§ **DIRECTIONS**
Among the entries below, find how many lines carry the word "this" and state only that figure.

§ **PROVIDED RECORDS**
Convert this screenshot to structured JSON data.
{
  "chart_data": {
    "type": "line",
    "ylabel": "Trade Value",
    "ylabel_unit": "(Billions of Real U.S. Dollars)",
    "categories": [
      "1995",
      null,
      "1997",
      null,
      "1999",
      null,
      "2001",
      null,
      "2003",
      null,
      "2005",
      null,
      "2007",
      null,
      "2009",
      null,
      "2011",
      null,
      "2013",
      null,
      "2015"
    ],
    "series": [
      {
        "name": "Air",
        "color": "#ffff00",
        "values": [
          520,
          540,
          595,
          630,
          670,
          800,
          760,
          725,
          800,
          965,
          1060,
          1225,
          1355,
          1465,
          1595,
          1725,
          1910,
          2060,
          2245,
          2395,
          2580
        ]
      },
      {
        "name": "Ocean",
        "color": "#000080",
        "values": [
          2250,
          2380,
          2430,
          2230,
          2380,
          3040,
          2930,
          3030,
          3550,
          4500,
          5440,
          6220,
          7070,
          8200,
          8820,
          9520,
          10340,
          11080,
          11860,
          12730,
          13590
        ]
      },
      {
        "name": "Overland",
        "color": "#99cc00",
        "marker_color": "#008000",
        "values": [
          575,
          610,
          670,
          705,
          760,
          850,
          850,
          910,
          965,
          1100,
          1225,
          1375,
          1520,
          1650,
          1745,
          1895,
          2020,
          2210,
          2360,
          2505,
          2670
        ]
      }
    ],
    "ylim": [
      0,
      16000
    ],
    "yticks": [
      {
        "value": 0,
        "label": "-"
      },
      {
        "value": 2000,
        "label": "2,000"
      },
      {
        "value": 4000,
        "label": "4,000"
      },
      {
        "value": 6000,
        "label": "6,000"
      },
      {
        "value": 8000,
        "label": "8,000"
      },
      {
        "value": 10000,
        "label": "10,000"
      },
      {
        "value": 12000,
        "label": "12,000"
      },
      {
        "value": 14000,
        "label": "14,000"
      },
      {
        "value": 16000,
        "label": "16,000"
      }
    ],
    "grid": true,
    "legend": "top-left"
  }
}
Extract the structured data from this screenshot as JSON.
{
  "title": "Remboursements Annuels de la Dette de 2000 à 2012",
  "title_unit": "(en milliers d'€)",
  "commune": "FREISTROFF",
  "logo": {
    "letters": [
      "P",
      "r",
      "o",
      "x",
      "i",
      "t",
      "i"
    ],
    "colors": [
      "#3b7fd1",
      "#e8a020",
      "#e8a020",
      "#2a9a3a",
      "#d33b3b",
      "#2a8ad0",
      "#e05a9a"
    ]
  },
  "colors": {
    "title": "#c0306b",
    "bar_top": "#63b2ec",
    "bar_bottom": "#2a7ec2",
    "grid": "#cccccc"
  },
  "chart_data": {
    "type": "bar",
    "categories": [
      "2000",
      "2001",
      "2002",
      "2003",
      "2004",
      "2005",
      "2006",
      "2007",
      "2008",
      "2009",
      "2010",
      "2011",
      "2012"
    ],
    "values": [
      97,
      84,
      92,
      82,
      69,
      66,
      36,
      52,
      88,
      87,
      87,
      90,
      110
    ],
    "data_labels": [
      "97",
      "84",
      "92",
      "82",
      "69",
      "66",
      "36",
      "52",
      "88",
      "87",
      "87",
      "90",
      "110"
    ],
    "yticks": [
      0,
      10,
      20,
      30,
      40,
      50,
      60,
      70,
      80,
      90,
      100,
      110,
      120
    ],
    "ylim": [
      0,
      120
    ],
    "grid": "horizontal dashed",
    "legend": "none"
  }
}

§ **THE OUTPUT**
2